Given records:
################
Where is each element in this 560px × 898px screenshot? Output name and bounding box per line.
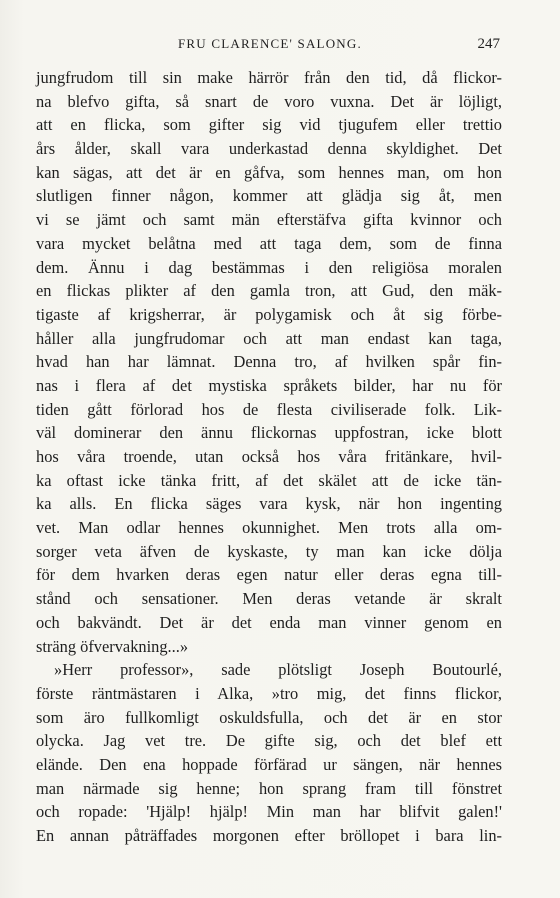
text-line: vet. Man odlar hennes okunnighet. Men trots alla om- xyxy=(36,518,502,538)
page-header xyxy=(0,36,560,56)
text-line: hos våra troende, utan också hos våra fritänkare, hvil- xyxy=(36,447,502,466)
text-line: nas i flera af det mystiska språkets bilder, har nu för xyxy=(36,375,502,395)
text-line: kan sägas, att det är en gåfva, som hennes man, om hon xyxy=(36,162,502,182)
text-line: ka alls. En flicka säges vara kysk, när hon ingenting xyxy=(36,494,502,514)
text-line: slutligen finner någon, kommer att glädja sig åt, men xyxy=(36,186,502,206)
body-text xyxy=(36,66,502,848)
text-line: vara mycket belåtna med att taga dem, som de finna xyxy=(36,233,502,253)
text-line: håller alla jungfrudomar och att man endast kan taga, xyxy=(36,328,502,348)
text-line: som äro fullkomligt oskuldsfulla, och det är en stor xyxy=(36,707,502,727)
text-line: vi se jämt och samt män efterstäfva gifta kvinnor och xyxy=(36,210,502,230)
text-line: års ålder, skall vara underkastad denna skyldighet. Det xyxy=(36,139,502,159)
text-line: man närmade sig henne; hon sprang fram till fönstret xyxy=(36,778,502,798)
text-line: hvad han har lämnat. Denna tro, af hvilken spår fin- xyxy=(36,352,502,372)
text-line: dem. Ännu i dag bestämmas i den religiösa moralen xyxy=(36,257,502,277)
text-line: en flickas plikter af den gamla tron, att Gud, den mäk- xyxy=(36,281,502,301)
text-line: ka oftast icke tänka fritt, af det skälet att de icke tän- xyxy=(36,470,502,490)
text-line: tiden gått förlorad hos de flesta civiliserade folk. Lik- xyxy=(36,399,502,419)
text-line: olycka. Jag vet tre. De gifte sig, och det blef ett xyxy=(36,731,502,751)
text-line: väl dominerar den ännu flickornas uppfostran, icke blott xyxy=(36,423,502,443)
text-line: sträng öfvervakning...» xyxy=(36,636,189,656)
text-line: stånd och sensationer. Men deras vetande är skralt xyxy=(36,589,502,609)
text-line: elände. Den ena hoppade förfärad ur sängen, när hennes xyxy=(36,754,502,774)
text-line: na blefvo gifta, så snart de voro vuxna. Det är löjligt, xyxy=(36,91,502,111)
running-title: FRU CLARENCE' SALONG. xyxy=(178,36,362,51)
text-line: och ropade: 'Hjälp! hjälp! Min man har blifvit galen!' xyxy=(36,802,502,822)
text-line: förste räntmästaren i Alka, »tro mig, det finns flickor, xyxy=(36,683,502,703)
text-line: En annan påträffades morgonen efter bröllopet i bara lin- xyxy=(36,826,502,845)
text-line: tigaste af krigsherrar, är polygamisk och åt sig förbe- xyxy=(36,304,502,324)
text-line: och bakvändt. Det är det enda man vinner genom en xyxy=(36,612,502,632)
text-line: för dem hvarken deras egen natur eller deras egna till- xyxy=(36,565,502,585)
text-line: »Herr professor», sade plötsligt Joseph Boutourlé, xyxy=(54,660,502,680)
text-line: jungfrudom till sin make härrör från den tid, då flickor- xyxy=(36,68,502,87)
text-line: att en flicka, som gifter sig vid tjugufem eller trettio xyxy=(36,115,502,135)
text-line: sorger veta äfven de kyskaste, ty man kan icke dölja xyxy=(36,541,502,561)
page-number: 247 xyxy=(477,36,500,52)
################
What is expected: Which lines in the material above include the string "deras"? Pull them out.

Answer section:
text-line: stånd och sensationer. Men deras vetande är skralt xyxy=(36,589,502,609)
text-line: för dem hvarken deras egen natur eller deras egna till- xyxy=(36,565,502,585)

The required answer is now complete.